CHALLENGE -
Pick out all lines in the listing holding the string "activities" and copy them.

- - - - - - -

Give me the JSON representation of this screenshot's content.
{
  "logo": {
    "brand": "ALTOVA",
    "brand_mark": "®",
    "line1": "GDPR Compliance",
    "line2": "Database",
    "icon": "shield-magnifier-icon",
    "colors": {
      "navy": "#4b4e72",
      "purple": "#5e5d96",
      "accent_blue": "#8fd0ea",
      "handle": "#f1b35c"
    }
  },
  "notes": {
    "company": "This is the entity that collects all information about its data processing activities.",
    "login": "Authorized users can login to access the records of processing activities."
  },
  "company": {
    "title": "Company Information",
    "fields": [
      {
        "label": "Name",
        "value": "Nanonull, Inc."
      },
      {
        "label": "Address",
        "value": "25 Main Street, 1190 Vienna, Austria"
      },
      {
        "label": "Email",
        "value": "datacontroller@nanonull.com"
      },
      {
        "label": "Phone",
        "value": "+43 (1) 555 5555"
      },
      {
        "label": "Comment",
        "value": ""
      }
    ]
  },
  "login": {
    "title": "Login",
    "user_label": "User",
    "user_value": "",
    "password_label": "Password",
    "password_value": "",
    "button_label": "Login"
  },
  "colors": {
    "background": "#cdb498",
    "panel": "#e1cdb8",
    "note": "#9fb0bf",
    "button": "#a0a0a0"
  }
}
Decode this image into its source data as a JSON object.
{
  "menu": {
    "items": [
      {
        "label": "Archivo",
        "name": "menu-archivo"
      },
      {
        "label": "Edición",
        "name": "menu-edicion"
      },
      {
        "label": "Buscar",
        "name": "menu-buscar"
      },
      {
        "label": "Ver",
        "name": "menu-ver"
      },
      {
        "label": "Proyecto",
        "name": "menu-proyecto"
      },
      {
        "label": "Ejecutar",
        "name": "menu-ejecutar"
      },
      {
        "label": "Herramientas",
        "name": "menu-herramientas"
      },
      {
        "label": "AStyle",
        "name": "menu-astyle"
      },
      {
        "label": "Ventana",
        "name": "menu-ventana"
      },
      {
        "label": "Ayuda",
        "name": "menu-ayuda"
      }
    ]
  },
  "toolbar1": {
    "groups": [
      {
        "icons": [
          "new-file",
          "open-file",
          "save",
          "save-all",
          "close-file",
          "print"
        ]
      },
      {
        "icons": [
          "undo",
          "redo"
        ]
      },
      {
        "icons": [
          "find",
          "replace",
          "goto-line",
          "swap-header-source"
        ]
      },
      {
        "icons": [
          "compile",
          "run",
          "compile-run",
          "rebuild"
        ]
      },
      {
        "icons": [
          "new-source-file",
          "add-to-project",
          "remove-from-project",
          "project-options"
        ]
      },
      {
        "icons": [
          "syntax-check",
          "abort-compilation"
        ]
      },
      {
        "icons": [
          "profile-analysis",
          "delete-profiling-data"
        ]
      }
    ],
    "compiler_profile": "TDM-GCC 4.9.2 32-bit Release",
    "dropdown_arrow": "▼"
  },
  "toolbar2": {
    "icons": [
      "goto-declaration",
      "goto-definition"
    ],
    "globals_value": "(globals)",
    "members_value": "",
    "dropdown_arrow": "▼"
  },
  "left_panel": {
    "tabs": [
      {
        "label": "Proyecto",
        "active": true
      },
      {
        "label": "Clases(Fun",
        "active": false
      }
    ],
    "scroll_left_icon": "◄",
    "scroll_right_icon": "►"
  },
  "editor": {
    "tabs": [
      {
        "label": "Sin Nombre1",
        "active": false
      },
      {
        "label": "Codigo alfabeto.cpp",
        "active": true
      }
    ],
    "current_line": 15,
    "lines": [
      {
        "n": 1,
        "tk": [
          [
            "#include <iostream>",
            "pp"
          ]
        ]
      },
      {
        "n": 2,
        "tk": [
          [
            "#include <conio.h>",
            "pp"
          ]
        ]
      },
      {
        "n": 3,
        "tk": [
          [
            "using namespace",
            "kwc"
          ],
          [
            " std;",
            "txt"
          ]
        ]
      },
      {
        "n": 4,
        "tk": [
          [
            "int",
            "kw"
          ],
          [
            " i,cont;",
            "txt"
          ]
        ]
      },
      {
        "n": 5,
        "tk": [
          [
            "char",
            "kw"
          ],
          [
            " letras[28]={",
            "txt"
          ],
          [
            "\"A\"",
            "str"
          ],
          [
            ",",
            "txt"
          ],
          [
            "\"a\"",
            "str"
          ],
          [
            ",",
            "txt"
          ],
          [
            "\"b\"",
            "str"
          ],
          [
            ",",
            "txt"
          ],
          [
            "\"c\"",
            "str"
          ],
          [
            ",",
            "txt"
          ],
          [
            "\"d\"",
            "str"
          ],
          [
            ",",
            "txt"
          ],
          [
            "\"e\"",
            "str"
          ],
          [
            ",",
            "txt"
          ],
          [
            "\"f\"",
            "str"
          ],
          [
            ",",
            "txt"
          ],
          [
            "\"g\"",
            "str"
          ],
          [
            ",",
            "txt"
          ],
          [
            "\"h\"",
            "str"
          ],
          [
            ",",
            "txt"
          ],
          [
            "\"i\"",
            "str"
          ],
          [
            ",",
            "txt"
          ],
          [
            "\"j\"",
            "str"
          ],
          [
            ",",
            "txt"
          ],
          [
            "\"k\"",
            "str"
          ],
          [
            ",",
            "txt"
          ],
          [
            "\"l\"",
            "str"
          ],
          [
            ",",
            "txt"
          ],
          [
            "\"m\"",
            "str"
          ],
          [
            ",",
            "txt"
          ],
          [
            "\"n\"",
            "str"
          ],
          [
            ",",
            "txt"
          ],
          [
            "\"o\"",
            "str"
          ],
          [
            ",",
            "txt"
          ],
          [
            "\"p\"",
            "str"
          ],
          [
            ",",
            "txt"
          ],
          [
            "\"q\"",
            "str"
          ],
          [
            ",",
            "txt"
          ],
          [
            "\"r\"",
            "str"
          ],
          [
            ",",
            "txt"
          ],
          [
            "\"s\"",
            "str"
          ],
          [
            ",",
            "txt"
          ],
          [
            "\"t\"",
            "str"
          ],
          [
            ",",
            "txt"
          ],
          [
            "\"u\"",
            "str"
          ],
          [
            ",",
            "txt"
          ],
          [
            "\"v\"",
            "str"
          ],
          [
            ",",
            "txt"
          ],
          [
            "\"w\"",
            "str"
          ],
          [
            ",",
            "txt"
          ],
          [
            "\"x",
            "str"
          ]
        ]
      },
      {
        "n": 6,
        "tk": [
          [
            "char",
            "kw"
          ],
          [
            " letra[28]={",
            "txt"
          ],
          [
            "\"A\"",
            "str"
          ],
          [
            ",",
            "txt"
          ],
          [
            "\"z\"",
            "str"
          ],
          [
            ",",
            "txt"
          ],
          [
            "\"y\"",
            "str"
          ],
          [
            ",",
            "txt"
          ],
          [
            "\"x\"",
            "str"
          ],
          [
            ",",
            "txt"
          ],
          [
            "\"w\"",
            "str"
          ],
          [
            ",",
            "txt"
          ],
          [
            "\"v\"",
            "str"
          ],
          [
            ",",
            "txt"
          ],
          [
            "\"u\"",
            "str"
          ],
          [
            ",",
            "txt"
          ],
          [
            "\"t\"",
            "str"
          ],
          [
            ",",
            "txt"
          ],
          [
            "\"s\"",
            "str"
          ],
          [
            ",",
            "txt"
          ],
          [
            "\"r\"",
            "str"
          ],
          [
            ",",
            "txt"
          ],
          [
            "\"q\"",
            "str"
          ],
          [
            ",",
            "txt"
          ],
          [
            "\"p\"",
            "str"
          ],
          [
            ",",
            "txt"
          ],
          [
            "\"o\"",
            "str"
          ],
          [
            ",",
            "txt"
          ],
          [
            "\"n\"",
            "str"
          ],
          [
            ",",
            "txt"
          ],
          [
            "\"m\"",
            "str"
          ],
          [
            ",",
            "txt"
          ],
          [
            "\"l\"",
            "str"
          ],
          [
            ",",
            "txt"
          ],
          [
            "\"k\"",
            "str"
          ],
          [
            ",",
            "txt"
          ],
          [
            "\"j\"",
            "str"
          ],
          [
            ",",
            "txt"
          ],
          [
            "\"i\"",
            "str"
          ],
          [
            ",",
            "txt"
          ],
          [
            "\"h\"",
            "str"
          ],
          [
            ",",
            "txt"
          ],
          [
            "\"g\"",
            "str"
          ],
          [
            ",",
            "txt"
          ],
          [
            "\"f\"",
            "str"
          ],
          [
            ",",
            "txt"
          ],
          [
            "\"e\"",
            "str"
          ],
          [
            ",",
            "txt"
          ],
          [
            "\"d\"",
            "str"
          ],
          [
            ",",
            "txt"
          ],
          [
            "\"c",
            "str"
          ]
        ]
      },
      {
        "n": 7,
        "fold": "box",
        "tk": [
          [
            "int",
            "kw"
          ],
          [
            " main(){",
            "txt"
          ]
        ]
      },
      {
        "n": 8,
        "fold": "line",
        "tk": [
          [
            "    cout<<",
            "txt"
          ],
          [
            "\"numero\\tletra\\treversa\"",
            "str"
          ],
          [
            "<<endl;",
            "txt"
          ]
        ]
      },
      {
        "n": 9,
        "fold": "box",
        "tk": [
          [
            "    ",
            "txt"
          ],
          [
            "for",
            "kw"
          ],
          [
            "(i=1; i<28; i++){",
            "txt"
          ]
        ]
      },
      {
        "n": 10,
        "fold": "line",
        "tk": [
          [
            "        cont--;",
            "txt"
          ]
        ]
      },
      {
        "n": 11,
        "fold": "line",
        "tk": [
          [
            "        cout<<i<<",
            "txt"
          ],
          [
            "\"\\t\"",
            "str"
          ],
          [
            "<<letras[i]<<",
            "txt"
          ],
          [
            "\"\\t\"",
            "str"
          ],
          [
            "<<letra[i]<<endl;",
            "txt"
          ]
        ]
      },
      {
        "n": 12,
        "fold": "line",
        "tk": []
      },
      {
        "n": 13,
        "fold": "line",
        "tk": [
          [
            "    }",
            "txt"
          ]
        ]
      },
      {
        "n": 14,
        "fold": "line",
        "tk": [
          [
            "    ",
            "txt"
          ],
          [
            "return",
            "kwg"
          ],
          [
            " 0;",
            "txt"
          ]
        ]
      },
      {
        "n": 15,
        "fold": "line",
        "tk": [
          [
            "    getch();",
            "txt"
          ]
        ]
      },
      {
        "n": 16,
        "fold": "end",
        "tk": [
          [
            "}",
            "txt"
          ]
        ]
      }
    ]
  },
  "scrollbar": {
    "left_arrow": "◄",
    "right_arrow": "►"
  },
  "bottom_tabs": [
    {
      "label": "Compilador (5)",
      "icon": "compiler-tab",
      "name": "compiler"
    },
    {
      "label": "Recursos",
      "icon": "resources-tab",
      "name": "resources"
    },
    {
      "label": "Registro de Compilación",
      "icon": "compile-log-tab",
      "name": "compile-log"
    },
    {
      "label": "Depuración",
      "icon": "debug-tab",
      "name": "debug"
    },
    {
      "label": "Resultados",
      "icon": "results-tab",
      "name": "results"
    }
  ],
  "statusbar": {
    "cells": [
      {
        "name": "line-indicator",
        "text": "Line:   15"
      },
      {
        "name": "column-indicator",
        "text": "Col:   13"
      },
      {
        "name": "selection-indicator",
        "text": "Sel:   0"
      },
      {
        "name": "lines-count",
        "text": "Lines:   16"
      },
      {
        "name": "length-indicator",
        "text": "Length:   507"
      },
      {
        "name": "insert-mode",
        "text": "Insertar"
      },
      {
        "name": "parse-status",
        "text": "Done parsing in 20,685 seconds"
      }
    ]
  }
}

- - - - - - -

OUTPUT FOR THIS TASK -
    "company": "This is the entity that collects all information about its data processing activities.",
    "login": "Authorized users can login to access the records of processing activities."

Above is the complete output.